Excerpts from a figure dataset:

--------------------

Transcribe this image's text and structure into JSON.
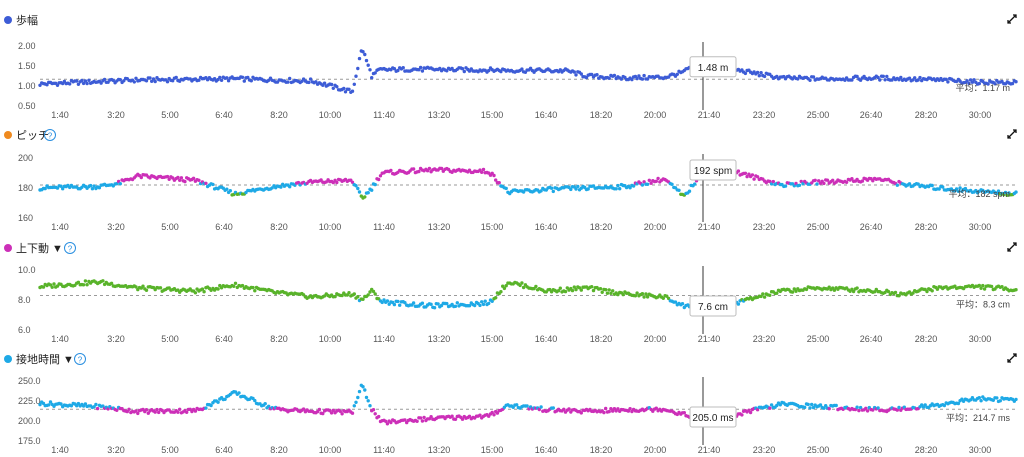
{
  "colors": {
    "blue": "#3d5cd6",
    "cyan": "#1ea9e6",
    "green": "#59b32a",
    "magenta": "#cc2fb8",
    "orange": "#ef8a1f",
    "ref_line": "#9a9a9a",
    "axis_text": "#555555",
    "crosshair": "#333333",
    "help": "#2a8fe0"
  },
  "x_ticks": [
    "1:40",
    "3:20",
    "5:00",
    "6:40",
    "8:20",
    "10:00",
    "11:40",
    "13:20",
    "15:00",
    "16:40",
    "18:20",
    "20:00",
    "21:40",
    "23:20",
    "25:00",
    "26:40",
    "28:20",
    "30:00"
  ],
  "crosshair_time": "21:40",
  "chart_data": [
    {
      "type": "scatter",
      "title": "歩幅",
      "legend_color": "blue",
      "has_help": false,
      "has_dropdown": false,
      "y_ticks": [
        "2.00",
        "1.50",
        "1.00",
        "0.50"
      ],
      "ylim": [
        0.5,
        2.0
      ],
      "reference": {
        "label": "平均：1.17 m",
        "value": 1.17
      },
      "tooltip": {
        "text": "1.48 m",
        "value": 1.48
      },
      "color_rule": "single",
      "series": [
        {
          "name": "歩幅",
          "x": [
            0,
            100,
            200,
            280,
            320,
            330,
            340,
            348,
            380,
            460,
            540,
            560,
            600,
            640,
            660,
            670,
            680,
            700,
            760,
            800,
            860,
            920,
            960,
            1000
          ],
          "y": [
            1.05,
            1.15,
            1.18,
            1.12,
            0.85,
            1.95,
            1.25,
            1.4,
            1.42,
            1.4,
            1.38,
            1.25,
            1.2,
            1.22,
            1.35,
            1.55,
            1.48,
            1.46,
            1.2,
            1.18,
            1.2,
            1.15,
            1.1,
            1.08
          ]
        }
      ]
    },
    {
      "type": "scatter",
      "title": "ピッチ",
      "legend_color": "orange",
      "has_help": true,
      "has_dropdown": false,
      "y_ticks": [
        "200",
        "180",
        "160"
      ],
      "ylim": [
        160,
        200
      ],
      "reference": {
        "label": "平均：182 spm",
        "value": 182
      },
      "tooltip": {
        "text": "192 spm",
        "value": 192
      },
      "color_rule": "pitch",
      "series": [
        {
          "name": "ピッチ",
          "x": [
            0,
            60,
            80,
            100,
            160,
            200,
            240,
            280,
            320,
            330,
            340,
            350,
            400,
            460,
            480,
            520,
            560,
            600,
            640,
            660,
            680,
            700,
            760,
            800,
            860,
            880,
            920,
            960,
            1000
          ],
          "y": [
            180,
            181,
            183,
            188,
            185,
            176,
            181,
            184,
            185,
            173,
            180,
            190,
            192,
            191,
            177,
            179,
            180,
            181,
            186,
            174,
            192,
            193,
            182,
            184,
            186,
            183,
            180,
            178,
            176
          ]
        }
      ]
    },
    {
      "type": "scatter",
      "title": "上下動 ▼",
      "legend_color": "magenta",
      "has_help": true,
      "has_dropdown": true,
      "y_ticks": [
        "10.0",
        "8.0",
        "6.0"
      ],
      "ylim": [
        6.0,
        10.0
      ],
      "reference": {
        "label": "平均：8.3 cm",
        "value": 8.3
      },
      "tooltip": {
        "text": "7.6 cm",
        "value": 7.6
      },
      "color_rule": "vertical",
      "series": [
        {
          "name": "上下動",
          "x": [
            0,
            60,
            80,
            100,
            160,
            200,
            240,
            280,
            320,
            330,
            340,
            350,
            400,
            460,
            480,
            520,
            560,
            600,
            640,
            660,
            680,
            700,
            760,
            800,
            860,
            880,
            920,
            960,
            1000
          ],
          "y": [
            8.9,
            9.2,
            9.0,
            8.8,
            8.6,
            9.0,
            8.5,
            8.2,
            8.4,
            8.0,
            8.6,
            7.9,
            7.6,
            7.8,
            9.2,
            8.6,
            8.8,
            8.4,
            8.2,
            7.6,
            7.5,
            7.6,
            8.6,
            8.8,
            8.6,
            8.4,
            8.8,
            8.9,
            8.7
          ]
        }
      ]
    },
    {
      "type": "scatter",
      "title": "接地時間 ▼",
      "legend_color": "cyan",
      "has_help": true,
      "has_dropdown": true,
      "y_ticks": [
        "250.0",
        "225.0",
        "200.0",
        "175.0"
      ],
      "ylim": [
        175,
        250
      ],
      "reference": {
        "label": "平均：214.7 ms",
        "value": 214.7
      },
      "tooltip": {
        "text": "205.0 ms",
        "value": 205
      },
      "color_rule": "contact",
      "series": [
        {
          "name": "接地時間",
          "x": [
            0,
            60,
            80,
            100,
            160,
            200,
            240,
            280,
            320,
            330,
            340,
            350,
            400,
            460,
            480,
            520,
            560,
            600,
            640,
            660,
            680,
            700,
            760,
            800,
            860,
            880,
            920,
            960,
            1000
          ],
          "y": [
            222,
            218,
            215,
            212,
            213,
            235,
            215,
            212,
            211,
            245,
            215,
            198,
            203,
            206,
            220,
            214,
            212,
            214,
            215,
            208,
            204,
            205,
            221,
            218,
            214,
            215,
            220,
            228,
            226
          ]
        }
      ]
    }
  ]
}
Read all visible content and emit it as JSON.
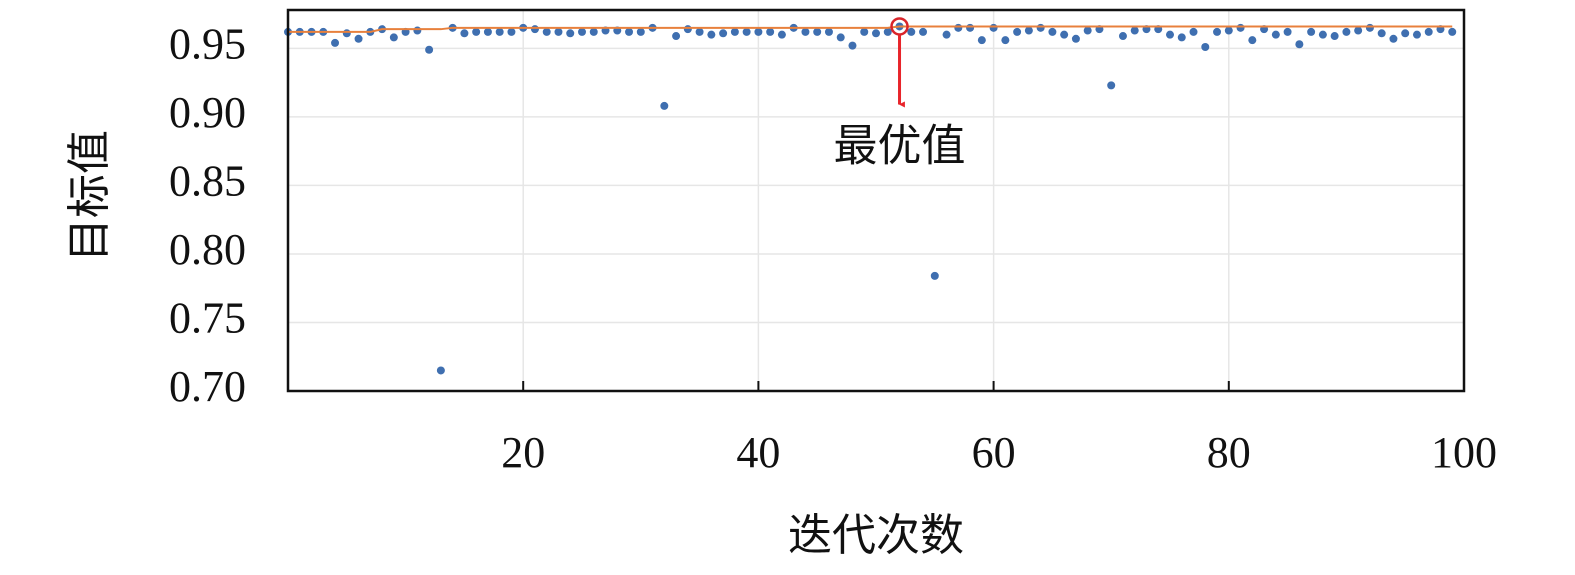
{
  "chart_data": {
    "type": "scatter",
    "xlabel": "迭代次数",
    "ylabel": "目标值",
    "annotation": "最优值",
    "x": [
      0,
      1,
      2,
      3,
      4,
      5,
      6,
      7,
      8,
      9,
      10,
      11,
      12,
      13,
      14,
      15,
      16,
      17,
      18,
      19,
      20,
      21,
      22,
      23,
      24,
      25,
      26,
      27,
      28,
      29,
      30,
      31,
      32,
      33,
      34,
      35,
      36,
      37,
      38,
      39,
      40,
      41,
      42,
      43,
      44,
      45,
      46,
      47,
      48,
      49,
      50,
      51,
      52,
      53,
      54,
      55,
      56,
      57,
      58,
      59,
      60,
      61,
      62,
      63,
      64,
      65,
      66,
      67,
      68,
      69,
      70,
      71,
      72,
      73,
      74,
      75,
      76,
      77,
      78,
      79,
      80,
      81,
      82,
      83,
      84,
      85,
      86,
      87,
      88,
      89,
      90,
      91,
      92,
      93,
      94,
      95,
      96,
      97,
      98,
      99
    ],
    "series": [
      {
        "color": "#3f6fb0",
        "values": [
          0.962,
          0.962,
          0.962,
          0.962,
          0.954,
          0.961,
          0.957,
          0.962,
          0.964,
          0.958,
          0.962,
          0.963,
          0.949,
          0.715,
          0.965,
          0.961,
          0.962,
          0.962,
          0.962,
          0.962,
          0.965,
          0.964,
          0.962,
          0.962,
          0.961,
          0.962,
          0.962,
          0.963,
          0.963,
          0.962,
          0.962,
          0.965,
          0.908,
          0.959,
          0.964,
          0.962,
          0.96,
          0.961,
          0.962,
          0.962,
          0.962,
          0.962,
          0.96,
          0.965,
          0.962,
          0.962,
          0.962,
          0.958,
          0.952,
          0.962,
          0.961,
          0.962,
          0.966,
          0.962,
          0.962,
          0.784,
          0.96,
          0.965,
          0.965,
          0.956,
          0.965,
          0.956,
          0.962,
          0.963,
          0.965,
          0.962,
          0.96,
          0.957,
          0.963,
          0.964,
          0.923,
          0.959,
          0.963,
          0.964,
          0.964,
          0.96,
          0.958,
          0.962,
          0.951,
          0.962,
          0.963,
          0.965,
          0.956,
          0.964,
          0.96,
          0.962,
          0.953,
          0.962,
          0.96,
          0.959,
          0.962,
          0.963,
          0.965,
          0.961,
          0.957,
          0.961,
          0.96,
          0.962,
          0.964,
          0.962
        ]
      },
      {
        "color": "#e8803c",
        "style": "line",
        "values": [
          0.962,
          0.962,
          0.962,
          0.962,
          0.962,
          0.962,
          0.962,
          0.962,
          0.964,
          0.964,
          0.964,
          0.964,
          0.964,
          0.964,
          0.965,
          0.965,
          0.965,
          0.965,
          0.965,
          0.965,
          0.965,
          0.965,
          0.965,
          0.965,
          0.965,
          0.965,
          0.965,
          0.965,
          0.965,
          0.965,
          0.965,
          0.965,
          0.965,
          0.965,
          0.965,
          0.965,
          0.965,
          0.965,
          0.965,
          0.965,
          0.965,
          0.965,
          0.965,
          0.965,
          0.965,
          0.965,
          0.965,
          0.965,
          0.965,
          0.965,
          0.965,
          0.965,
          0.966,
          0.966,
          0.966,
          0.966,
          0.966,
          0.966,
          0.966,
          0.966,
          0.966,
          0.966,
          0.966,
          0.966,
          0.966,
          0.966,
          0.966,
          0.966,
          0.966,
          0.966,
          0.966,
          0.966,
          0.966,
          0.966,
          0.966,
          0.966,
          0.966,
          0.966,
          0.966,
          0.966,
          0.966,
          0.966,
          0.966,
          0.966,
          0.966,
          0.966,
          0.966,
          0.966,
          0.966,
          0.966,
          0.966,
          0.966,
          0.966,
          0.966,
          0.966,
          0.966,
          0.966,
          0.966,
          0.966,
          0.966
        ]
      }
    ],
    "xlim": [
      0,
      100
    ],
    "xticks": [
      20,
      40,
      60,
      80,
      100
    ],
    "ylim": [
      0.7,
      0.978
    ],
    "yticks": [
      {
        "value": 0.7,
        "label": "0.70"
      },
      0.75,
      {
        "value": 0.8,
        "label": "0.80"
      },
      0.85,
      {
        "value": 0.9,
        "label": "0.90"
      },
      0.95
    ],
    "grid": true
  }
}
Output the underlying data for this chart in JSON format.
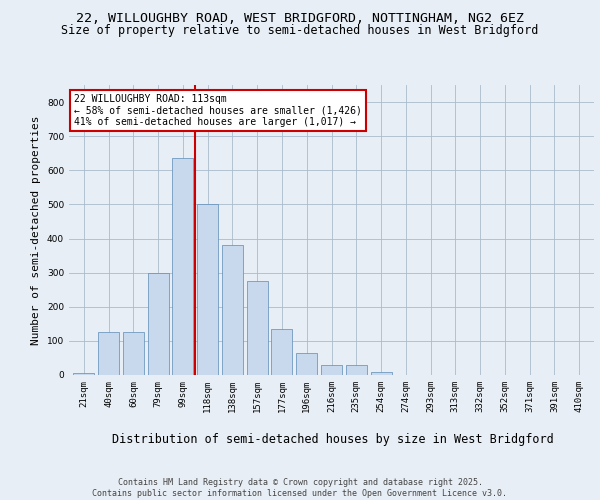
{
  "title1": "22, WILLOUGHBY ROAD, WEST BRIDGFORD, NOTTINGHAM, NG2 6EZ",
  "title2": "Size of property relative to semi-detached houses in West Bridgford",
  "xlabel": "Distribution of semi-detached houses by size in West Bridgford",
  "ylabel": "Number of semi-detached properties",
  "categories": [
    "21sqm",
    "40sqm",
    "60sqm",
    "79sqm",
    "99sqm",
    "118sqm",
    "138sqm",
    "157sqm",
    "177sqm",
    "196sqm",
    "216sqm",
    "235sqm",
    "254sqm",
    "274sqm",
    "293sqm",
    "313sqm",
    "332sqm",
    "352sqm",
    "371sqm",
    "391sqm",
    "410sqm"
  ],
  "values": [
    5,
    125,
    125,
    300,
    635,
    500,
    380,
    275,
    135,
    65,
    30,
    30,
    10,
    0,
    0,
    0,
    0,
    0,
    0,
    0,
    0
  ],
  "bar_color": "#c9d9ed",
  "bar_edge_color": "#5a8ab5",
  "annotation_text": "22 WILLOUGHBY ROAD: 113sqm\n← 58% of semi-detached houses are smaller (1,426)\n41% of semi-detached houses are larger (1,017) →",
  "annotation_box_color": "#ffffff",
  "annotation_box_edge": "#cc0000",
  "vline_color": "#cc0000",
  "ylim": [
    0,
    850
  ],
  "yticks": [
    0,
    100,
    200,
    300,
    400,
    500,
    600,
    700,
    800
  ],
  "bg_color": "#e8eef5",
  "plot_bg_color": "#e8eef5",
  "footer_text": "Contains HM Land Registry data © Crown copyright and database right 2025.\nContains public sector information licensed under the Open Government Licence v3.0.",
  "title1_fontsize": 9.5,
  "title2_fontsize": 8.5,
  "xlabel_fontsize": 8.5,
  "ylabel_fontsize": 8,
  "tick_fontsize": 6.5,
  "annot_fontsize": 7,
  "footer_fontsize": 6
}
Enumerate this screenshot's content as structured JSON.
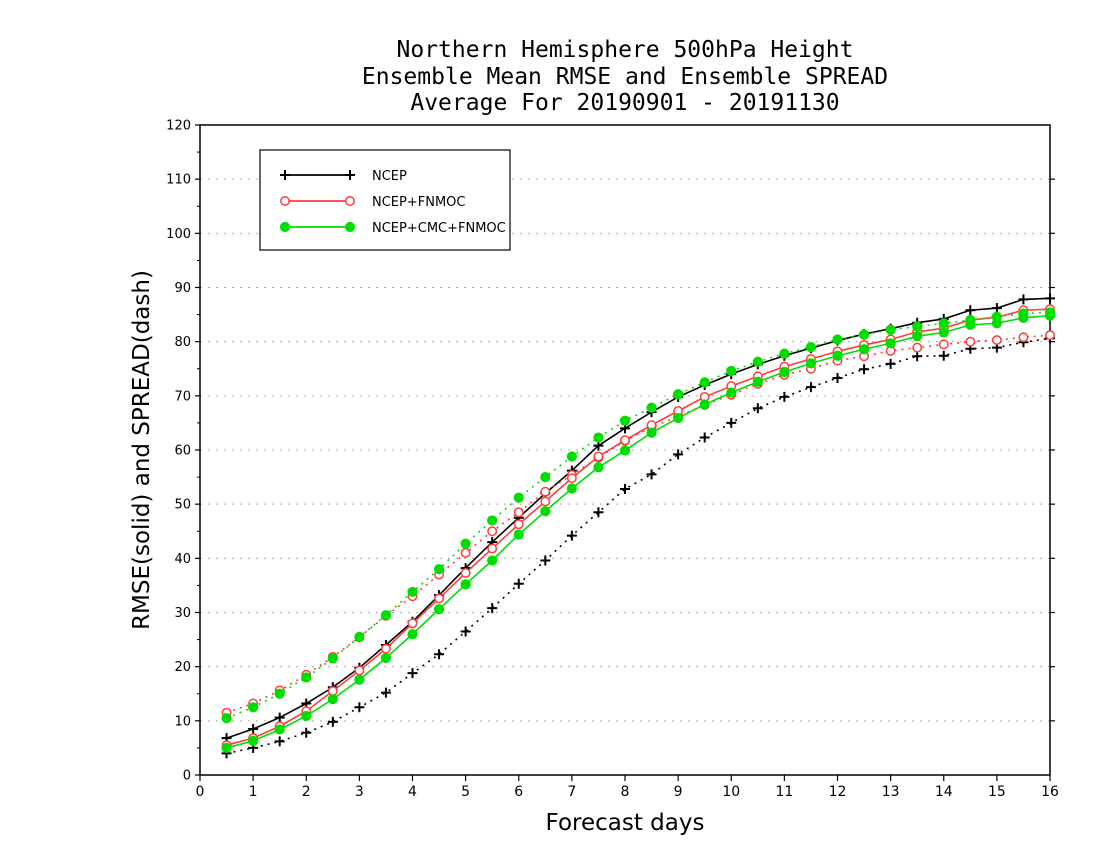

--------------------

Show every line of the listing in which the string "JSON" can be found.

Transcribe this image's text and structure into JSON.
Read all visible content and emit it as JSON.
Output the underlying data for this chart in JSON format.
Enumerate this screenshot's content as structured JSON.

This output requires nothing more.